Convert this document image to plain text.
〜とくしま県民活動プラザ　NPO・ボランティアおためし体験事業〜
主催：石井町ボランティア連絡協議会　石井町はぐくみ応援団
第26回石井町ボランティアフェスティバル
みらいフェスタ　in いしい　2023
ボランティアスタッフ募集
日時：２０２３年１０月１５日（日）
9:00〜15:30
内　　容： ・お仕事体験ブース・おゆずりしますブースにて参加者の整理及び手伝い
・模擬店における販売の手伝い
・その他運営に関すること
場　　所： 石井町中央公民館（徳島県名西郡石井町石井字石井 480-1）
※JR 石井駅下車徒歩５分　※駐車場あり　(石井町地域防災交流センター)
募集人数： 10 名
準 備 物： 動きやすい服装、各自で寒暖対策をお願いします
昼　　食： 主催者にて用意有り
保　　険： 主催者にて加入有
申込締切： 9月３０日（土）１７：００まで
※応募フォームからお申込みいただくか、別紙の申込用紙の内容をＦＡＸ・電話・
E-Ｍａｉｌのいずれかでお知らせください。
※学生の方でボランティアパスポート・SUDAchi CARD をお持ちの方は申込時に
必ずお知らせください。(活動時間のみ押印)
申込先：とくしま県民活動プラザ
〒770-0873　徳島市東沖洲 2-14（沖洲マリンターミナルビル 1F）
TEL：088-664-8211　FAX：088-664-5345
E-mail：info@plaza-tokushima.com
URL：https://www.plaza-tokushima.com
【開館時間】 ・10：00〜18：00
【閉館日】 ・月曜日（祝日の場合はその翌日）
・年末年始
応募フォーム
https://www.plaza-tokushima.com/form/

· · · · · · ·

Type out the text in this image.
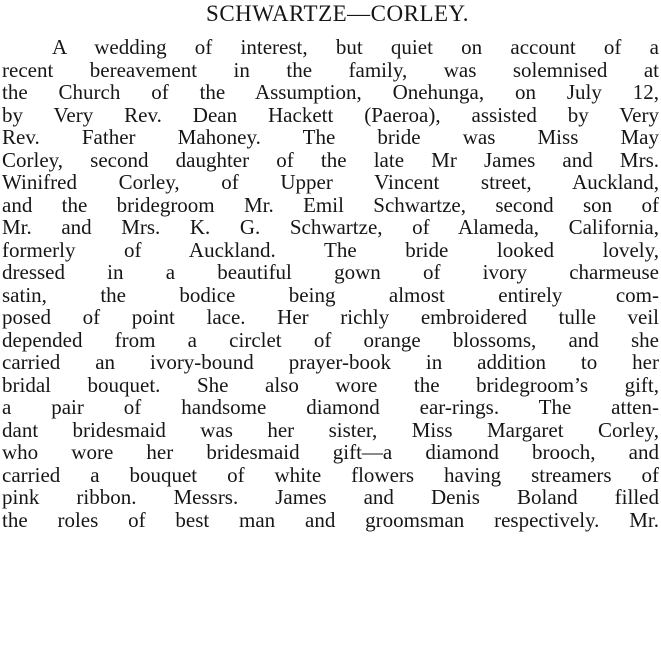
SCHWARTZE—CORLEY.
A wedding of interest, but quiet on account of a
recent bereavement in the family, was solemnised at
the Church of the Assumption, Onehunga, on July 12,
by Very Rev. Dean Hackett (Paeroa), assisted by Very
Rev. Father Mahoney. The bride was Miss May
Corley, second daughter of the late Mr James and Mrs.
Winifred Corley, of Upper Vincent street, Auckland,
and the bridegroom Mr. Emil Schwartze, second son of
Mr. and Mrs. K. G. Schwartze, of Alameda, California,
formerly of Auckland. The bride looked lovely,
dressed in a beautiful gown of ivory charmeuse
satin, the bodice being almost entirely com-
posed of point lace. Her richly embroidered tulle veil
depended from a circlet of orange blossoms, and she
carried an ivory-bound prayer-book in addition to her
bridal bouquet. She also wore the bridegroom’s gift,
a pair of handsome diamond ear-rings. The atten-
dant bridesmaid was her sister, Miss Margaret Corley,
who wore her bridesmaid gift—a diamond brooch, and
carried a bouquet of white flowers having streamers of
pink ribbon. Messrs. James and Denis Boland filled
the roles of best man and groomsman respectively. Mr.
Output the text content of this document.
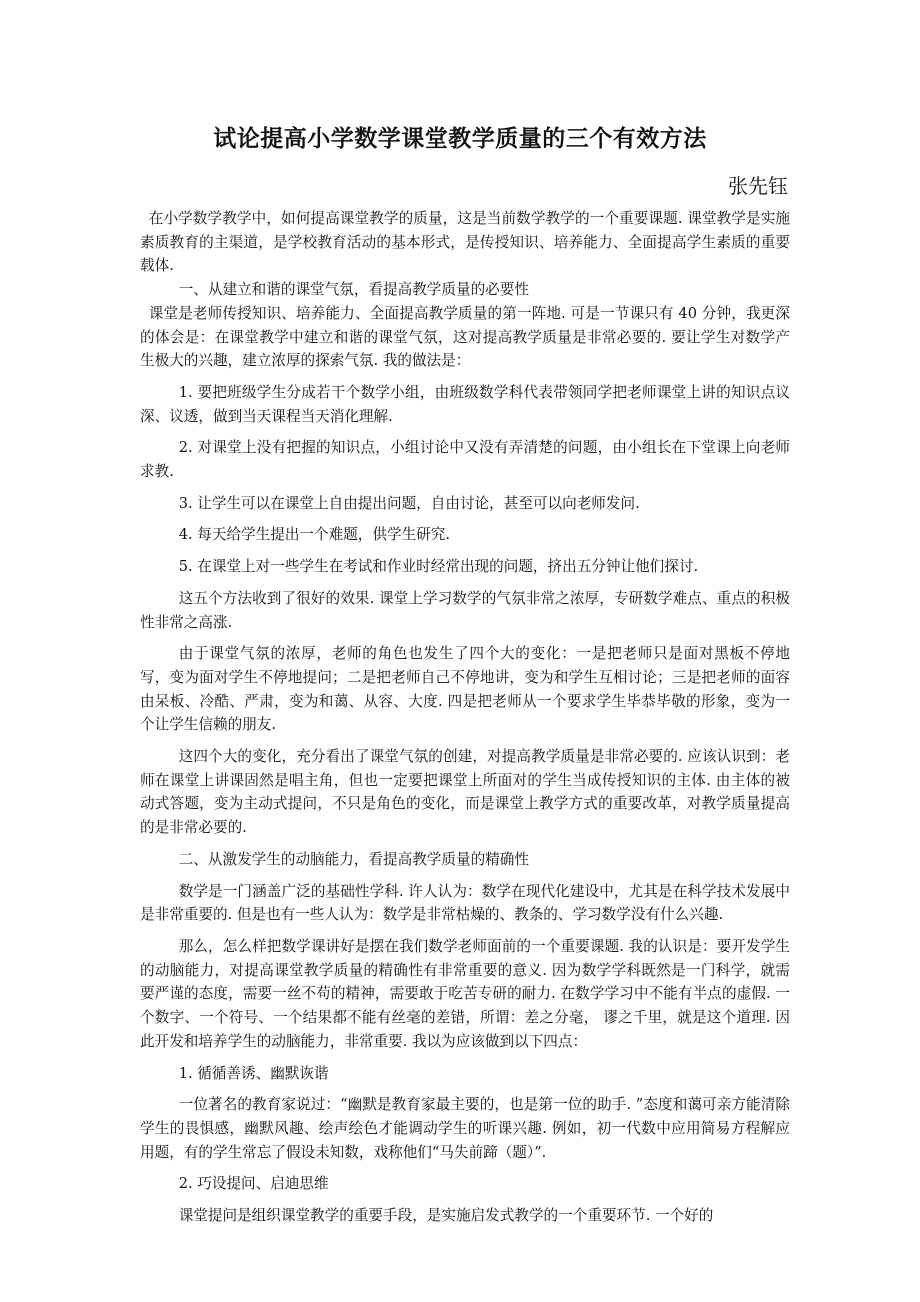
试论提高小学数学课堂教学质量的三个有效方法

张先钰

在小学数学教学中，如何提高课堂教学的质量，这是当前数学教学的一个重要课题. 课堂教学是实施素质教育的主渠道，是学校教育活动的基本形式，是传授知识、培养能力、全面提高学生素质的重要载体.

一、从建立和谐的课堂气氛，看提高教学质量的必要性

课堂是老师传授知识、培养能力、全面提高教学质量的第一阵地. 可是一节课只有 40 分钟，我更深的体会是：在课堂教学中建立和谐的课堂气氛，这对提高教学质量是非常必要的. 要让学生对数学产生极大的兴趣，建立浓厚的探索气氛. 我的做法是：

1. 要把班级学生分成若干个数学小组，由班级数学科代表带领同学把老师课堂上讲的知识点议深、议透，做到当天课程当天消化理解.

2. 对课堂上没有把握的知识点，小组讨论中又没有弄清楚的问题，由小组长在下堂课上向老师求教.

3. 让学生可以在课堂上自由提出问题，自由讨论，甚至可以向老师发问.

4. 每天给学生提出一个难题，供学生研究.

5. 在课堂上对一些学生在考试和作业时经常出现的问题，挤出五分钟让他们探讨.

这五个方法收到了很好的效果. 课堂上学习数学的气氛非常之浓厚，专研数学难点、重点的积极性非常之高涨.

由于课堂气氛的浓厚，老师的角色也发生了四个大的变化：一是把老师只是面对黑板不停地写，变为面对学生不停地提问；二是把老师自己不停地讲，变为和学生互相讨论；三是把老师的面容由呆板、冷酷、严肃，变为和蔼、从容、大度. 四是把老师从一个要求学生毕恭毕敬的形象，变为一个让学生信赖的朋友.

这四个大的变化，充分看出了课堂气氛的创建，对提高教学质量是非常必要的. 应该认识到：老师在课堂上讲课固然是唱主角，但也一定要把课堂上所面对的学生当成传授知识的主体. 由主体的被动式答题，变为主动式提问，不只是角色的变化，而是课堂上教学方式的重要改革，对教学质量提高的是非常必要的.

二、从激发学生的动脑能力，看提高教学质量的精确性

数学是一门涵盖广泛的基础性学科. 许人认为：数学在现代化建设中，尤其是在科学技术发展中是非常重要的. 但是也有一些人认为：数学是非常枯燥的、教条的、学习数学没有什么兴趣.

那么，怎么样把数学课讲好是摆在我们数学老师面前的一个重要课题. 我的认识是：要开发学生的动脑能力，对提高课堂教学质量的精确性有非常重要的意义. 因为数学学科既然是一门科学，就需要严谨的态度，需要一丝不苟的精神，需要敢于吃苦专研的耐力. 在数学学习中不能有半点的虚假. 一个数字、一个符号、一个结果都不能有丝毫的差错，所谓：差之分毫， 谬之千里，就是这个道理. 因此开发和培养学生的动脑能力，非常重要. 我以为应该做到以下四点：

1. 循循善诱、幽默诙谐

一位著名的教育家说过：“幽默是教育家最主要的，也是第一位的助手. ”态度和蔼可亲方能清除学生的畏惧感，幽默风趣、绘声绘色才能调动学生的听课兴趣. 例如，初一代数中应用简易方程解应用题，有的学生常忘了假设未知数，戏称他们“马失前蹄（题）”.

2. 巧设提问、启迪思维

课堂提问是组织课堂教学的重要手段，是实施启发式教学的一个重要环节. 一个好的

· · · · · · ·

* _Task details_: How many lines in these records hold the string "wore"? Reply with the number alone.

* _The completed task_: 2